-------- Data to process
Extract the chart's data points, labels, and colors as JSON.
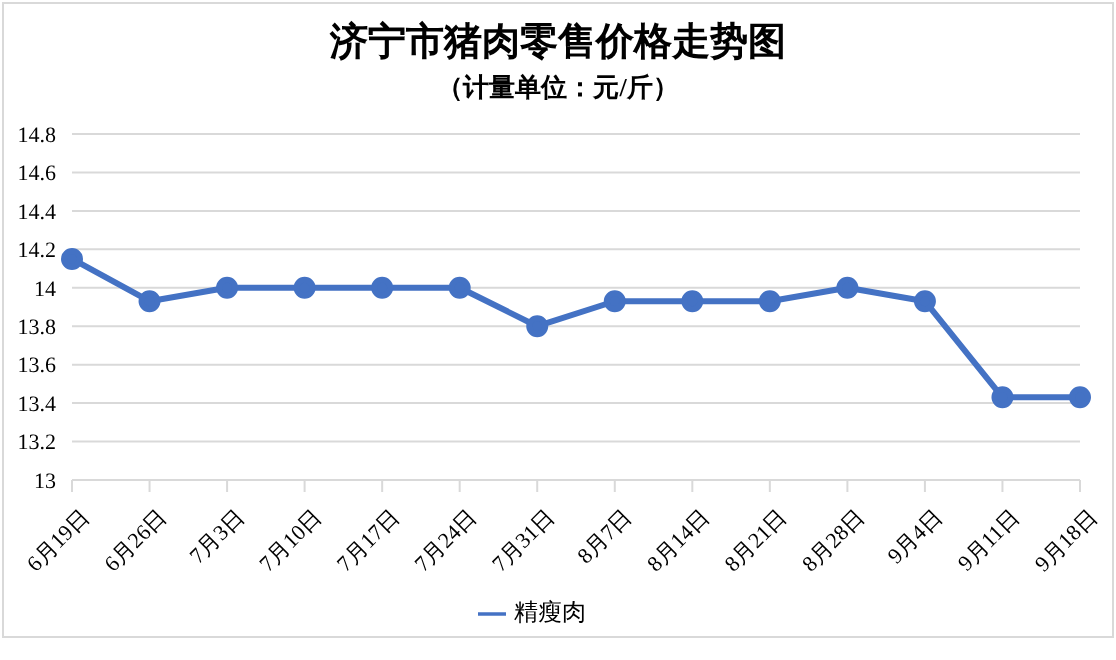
{
  "chart_data": {
    "type": "line",
    "title": "济宁市猪肉零售价格走势图",
    "subtitle": "（计量单位：元/斤）",
    "categories": [
      "6月19日",
      "6月26日",
      "7月3日",
      "7月10日",
      "7月17日",
      "7月24日",
      "7月31日",
      "8月7日",
      "8月14日",
      "8月21日",
      "8月28日",
      "9月4日",
      "9月11日",
      "9月18日"
    ],
    "series": [
      {
        "name": "精瘦肉",
        "color": "#4472c4",
        "values": [
          14.15,
          13.93,
          14,
          14,
          14,
          14,
          13.8,
          13.93,
          13.93,
          13.93,
          14,
          13.93,
          13.43,
          13.43
        ]
      }
    ],
    "ylim": [
      13,
      14.8
    ],
    "yticks": [
      13,
      13.2,
      13.4,
      13.6,
      13.8,
      14,
      14.2,
      14.4,
      14.6,
      14.8
    ],
    "grid": "y",
    "legend": "bottom",
    "marker": "circle",
    "line_style": "solid"
  }
}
----------------
▸ **Set exercise**: All preceding records should be duplicated verbatim, images excepted.

▸ **Final result**:
Extract the chart's data points, labels, and colors as JSON.
{
  "chart_data": {
    "type": "line",
    "title": "济宁市猪肉零售价格走势图",
    "subtitle": "（计量单位：元/斤）",
    "categories": [
      "6月19日",
      "6月26日",
      "7月3日",
      "7月10日",
      "7月17日",
      "7月24日",
      "7月31日",
      "8月7日",
      "8月14日",
      "8月21日",
      "8月28日",
      "9月4日",
      "9月11日",
      "9月18日"
    ],
    "series": [
      {
        "name": "精瘦肉",
        "color": "#4472c4",
        "values": [
          14.15,
          13.93,
          14,
          14,
          14,
          14,
          13.8,
          13.93,
          13.93,
          13.93,
          14,
          13.93,
          13.43,
          13.43
        ]
      }
    ],
    "ylim": [
      13,
      14.8
    ],
    "yticks": [
      13,
      13.2,
      13.4,
      13.6,
      13.8,
      14,
      14.2,
      14.4,
      14.6,
      14.8
    ],
    "grid": "y",
    "legend": "bottom",
    "marker": "circle",
    "line_style": "solid"
  }
}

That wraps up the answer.